(Task to complete)
All lines in which the word "name" occurs are to be extracted.
--- Start Excerpted data ---
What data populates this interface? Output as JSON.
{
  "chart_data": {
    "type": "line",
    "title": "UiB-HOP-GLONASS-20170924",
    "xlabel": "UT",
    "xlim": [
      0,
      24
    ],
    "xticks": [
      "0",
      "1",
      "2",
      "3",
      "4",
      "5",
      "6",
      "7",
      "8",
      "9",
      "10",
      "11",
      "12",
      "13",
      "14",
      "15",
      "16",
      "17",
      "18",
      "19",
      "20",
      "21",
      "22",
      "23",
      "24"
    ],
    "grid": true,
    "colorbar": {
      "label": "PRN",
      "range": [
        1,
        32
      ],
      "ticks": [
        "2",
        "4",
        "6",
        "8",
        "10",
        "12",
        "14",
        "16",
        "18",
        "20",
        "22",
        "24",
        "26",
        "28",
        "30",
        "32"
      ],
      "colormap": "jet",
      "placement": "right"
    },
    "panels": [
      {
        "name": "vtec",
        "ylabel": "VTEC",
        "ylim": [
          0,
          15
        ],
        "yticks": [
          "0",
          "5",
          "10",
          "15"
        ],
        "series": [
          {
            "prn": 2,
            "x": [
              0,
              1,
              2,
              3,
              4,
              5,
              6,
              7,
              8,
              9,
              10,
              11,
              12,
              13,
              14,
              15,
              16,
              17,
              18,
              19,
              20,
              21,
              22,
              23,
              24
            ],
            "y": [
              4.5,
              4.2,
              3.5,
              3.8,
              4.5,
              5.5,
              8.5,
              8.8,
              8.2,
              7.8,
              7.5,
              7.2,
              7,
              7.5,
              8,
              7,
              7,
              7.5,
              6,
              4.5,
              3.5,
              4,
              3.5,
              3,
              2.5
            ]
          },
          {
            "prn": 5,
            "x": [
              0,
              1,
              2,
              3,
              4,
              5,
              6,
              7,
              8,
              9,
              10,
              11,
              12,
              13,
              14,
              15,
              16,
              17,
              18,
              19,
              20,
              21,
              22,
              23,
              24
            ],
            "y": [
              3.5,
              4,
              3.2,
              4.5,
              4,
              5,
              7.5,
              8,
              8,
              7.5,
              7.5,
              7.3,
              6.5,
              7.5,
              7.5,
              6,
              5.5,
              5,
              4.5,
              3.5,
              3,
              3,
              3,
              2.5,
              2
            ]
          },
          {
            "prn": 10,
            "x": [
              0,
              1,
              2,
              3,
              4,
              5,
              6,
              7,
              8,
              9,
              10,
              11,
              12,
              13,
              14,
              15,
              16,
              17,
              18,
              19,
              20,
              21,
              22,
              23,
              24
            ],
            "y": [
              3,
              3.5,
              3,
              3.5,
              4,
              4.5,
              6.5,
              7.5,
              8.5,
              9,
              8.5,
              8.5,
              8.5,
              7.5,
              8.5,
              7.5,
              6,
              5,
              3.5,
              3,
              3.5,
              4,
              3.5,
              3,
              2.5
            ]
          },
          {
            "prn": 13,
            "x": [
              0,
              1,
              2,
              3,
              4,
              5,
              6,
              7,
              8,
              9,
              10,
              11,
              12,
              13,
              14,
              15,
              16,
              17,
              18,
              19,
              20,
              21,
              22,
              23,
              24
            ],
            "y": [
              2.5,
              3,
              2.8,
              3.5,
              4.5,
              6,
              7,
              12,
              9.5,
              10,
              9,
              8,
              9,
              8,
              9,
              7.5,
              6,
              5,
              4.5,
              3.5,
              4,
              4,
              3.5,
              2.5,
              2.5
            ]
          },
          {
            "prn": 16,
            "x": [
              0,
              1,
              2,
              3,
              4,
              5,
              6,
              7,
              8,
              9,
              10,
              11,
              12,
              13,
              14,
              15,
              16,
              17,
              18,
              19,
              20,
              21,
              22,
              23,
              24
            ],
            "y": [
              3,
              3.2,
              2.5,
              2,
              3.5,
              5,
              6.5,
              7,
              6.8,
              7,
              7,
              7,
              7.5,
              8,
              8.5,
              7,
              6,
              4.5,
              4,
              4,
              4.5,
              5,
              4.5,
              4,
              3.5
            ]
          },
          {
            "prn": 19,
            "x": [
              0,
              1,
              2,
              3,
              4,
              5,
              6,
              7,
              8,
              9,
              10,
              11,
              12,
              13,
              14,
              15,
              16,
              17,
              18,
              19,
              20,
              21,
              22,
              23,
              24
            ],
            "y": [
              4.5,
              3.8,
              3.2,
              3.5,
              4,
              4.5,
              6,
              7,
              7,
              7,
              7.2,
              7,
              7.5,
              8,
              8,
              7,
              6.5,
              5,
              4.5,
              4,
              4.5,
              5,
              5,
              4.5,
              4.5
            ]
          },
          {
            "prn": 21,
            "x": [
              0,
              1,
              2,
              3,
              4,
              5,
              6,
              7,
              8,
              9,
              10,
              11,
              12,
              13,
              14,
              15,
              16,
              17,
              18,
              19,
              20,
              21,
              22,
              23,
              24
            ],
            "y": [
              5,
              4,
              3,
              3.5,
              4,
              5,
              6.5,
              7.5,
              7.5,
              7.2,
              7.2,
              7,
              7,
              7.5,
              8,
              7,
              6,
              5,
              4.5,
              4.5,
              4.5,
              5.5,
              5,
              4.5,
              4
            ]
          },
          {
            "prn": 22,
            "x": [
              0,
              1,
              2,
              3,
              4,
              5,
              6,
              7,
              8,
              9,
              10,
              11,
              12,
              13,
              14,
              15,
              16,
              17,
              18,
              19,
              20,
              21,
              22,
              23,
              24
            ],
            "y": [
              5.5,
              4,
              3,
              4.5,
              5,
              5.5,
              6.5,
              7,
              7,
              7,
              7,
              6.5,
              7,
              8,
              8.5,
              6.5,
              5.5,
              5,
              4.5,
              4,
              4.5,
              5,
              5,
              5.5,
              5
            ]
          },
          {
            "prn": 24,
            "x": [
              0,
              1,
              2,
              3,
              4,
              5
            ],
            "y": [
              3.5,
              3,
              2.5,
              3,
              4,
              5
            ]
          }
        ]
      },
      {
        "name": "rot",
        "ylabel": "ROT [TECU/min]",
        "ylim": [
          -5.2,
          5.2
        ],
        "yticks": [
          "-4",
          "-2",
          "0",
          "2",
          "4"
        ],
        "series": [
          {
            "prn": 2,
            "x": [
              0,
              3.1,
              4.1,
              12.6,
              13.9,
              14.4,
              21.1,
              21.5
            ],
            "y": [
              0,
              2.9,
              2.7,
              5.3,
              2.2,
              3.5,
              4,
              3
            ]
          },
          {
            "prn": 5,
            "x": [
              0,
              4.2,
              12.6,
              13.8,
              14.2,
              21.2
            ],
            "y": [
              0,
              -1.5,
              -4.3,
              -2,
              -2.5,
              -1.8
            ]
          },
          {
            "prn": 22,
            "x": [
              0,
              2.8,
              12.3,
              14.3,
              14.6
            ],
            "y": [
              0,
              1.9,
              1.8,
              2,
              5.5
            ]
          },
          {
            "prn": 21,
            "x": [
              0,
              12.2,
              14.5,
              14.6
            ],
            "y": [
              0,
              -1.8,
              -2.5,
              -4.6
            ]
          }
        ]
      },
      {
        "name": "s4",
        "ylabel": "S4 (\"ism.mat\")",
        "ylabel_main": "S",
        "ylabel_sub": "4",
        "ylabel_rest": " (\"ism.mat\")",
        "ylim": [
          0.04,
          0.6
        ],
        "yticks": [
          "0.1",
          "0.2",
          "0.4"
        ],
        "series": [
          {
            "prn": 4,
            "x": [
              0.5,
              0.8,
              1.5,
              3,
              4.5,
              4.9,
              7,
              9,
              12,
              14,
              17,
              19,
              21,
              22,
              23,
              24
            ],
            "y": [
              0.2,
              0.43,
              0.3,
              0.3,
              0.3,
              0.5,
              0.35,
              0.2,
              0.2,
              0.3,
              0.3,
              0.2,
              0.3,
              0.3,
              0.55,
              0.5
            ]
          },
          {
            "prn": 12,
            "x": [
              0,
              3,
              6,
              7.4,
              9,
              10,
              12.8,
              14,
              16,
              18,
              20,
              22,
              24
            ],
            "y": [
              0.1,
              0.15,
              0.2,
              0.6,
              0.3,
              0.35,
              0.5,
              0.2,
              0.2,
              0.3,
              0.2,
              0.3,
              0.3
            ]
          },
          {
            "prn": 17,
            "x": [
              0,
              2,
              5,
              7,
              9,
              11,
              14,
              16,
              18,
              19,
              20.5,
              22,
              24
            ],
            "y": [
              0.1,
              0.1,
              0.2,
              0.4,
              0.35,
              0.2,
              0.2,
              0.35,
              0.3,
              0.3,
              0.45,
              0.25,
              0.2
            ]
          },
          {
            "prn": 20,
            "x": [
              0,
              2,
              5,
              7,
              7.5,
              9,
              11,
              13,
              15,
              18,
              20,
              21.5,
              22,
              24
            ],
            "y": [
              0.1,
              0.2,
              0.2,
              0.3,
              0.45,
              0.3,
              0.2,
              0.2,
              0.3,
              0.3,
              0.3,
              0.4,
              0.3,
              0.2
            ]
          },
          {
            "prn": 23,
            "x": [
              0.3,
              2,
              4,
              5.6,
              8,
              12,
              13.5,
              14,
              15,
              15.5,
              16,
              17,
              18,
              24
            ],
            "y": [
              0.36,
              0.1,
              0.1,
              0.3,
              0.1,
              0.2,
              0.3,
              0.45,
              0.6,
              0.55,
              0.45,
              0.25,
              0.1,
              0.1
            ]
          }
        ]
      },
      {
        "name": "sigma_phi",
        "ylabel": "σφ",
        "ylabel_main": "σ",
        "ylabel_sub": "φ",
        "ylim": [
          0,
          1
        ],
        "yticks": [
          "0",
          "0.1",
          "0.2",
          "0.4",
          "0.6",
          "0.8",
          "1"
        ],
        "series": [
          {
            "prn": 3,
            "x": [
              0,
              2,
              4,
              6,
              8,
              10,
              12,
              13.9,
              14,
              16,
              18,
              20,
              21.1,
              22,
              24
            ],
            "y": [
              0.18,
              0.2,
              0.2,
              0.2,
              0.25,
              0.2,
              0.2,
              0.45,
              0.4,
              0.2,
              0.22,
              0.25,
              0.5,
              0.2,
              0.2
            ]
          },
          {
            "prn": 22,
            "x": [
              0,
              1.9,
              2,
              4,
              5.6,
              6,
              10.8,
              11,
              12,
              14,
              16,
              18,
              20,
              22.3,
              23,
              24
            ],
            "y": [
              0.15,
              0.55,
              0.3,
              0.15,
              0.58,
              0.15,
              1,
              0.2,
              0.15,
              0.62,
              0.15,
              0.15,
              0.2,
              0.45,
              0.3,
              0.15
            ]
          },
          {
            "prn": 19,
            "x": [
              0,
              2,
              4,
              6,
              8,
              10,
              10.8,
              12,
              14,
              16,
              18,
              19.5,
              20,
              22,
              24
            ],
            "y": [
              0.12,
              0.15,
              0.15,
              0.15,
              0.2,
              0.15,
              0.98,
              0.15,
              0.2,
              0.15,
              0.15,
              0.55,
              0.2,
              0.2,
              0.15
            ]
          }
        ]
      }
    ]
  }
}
--- End Excerpted data ---
(Answer for the task)
        "name": "vtec",
        "name": "rot",
        "name": "s4",
        "name": "sigma_phi",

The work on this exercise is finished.